##### Extrait #####

MARTYRE DE SAINT APPIEN, À CÉSARÉE

(Sous Maximin, l'an 306)

fêté le 2 avril


À peine monté sur le trône, le farouche Maximin, comme s'il eût voulu déclarer la guerre à Dieu lui-même, rendit des édits plus sanglants qu'aucun de ses prédécesseurs, et telle fut la rigueur de la persécution, qu'un grand nombre de chrétiens, pour se dérober aux supplices, fuyaient et se cachaient dans les déserts.
Tandis que tout tremblait devant le tyran farouche, un jeune homme distingué par sa naissance (qui pourra dire quelle dut être l'ardeur de son amour ? ), un jeune homme à peine âgé de vingt ans, renonçant à tous les biens du siècle et à tous les charmes de la vie, alla se livrer comme une proie aux persécuteurs.

##### Données fournies #####

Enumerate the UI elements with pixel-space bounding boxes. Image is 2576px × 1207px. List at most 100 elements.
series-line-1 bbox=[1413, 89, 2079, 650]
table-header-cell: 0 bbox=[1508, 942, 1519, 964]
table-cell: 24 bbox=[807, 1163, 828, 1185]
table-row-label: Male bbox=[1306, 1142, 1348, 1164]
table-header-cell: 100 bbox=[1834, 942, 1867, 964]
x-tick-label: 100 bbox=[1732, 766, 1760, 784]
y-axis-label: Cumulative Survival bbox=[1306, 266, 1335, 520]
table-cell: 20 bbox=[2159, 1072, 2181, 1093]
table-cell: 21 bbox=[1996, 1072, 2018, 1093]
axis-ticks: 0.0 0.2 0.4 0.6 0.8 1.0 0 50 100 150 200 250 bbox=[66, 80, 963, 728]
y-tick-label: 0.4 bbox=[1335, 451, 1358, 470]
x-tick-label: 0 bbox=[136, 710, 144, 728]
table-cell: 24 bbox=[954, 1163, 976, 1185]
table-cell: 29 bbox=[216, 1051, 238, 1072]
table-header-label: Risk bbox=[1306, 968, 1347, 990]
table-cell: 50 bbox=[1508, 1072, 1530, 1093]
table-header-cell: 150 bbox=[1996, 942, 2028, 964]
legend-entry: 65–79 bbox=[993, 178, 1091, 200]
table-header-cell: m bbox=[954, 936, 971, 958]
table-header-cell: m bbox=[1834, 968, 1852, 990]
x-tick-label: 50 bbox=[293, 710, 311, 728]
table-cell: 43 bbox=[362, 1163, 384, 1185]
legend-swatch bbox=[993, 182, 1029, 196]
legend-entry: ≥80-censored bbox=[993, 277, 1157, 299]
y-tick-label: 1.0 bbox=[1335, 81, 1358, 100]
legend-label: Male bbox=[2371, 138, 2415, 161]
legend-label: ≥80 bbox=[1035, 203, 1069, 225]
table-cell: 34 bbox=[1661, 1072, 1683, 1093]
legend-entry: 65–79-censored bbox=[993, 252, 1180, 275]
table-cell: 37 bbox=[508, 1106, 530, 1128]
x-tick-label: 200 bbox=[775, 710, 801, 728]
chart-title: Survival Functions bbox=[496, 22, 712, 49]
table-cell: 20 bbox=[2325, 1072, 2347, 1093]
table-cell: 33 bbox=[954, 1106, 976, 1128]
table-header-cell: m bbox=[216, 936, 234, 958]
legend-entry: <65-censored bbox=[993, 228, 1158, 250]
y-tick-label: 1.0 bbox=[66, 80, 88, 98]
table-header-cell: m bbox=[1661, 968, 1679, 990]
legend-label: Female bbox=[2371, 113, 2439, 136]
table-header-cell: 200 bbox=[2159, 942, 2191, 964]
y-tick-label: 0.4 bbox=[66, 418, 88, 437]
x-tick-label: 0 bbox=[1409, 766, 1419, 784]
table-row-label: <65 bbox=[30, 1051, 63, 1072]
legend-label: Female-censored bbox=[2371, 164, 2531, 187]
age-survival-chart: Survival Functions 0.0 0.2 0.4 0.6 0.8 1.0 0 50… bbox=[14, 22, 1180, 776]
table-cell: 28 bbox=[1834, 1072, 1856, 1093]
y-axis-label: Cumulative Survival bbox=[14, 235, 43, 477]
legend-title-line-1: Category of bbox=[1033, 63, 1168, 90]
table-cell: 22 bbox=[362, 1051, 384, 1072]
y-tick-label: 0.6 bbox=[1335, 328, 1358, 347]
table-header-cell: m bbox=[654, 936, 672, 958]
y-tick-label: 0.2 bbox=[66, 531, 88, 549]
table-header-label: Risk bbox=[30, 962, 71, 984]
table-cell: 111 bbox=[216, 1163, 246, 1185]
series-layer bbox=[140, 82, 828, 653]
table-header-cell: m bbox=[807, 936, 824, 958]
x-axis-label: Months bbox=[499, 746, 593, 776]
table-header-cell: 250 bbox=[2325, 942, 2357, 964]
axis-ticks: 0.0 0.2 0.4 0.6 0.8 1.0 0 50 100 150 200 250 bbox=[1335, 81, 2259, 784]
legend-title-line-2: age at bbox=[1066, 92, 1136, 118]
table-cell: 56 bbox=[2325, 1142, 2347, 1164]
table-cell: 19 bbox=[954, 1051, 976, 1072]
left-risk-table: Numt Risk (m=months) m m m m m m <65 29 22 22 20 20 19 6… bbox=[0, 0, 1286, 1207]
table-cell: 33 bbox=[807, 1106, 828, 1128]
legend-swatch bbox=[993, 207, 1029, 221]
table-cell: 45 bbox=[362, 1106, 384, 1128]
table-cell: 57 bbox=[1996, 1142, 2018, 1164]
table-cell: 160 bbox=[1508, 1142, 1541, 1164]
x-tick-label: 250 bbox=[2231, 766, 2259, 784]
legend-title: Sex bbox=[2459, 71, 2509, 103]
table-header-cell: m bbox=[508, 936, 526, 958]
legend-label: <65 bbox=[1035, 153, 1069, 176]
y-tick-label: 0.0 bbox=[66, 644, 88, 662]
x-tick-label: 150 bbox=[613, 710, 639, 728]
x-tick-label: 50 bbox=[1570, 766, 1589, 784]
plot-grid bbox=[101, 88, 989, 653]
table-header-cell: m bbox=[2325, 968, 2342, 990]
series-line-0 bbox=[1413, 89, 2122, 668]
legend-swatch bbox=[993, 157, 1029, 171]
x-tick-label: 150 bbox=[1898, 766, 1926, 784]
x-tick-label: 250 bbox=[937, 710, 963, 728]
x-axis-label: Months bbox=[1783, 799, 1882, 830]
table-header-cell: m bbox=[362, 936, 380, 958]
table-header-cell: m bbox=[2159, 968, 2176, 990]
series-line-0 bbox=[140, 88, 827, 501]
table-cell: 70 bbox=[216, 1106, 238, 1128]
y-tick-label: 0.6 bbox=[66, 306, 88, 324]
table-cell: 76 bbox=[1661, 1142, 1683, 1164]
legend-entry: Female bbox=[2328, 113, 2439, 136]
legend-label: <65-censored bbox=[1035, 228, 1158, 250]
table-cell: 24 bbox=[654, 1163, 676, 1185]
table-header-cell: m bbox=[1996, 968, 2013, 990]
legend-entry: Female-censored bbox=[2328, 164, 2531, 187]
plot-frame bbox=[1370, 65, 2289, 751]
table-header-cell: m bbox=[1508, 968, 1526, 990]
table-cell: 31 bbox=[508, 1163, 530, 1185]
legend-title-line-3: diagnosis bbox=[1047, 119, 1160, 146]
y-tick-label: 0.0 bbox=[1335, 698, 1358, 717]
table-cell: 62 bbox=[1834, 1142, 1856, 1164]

#####

Consigne – Dans l'extrait sur le martyre de saint Appien, quel âge a le jeune homme qui va se livrer aux persécuteurs ? La liste n'a aucun rapport avec l'extrait.

Corrigé – Il a à peine vingt ans.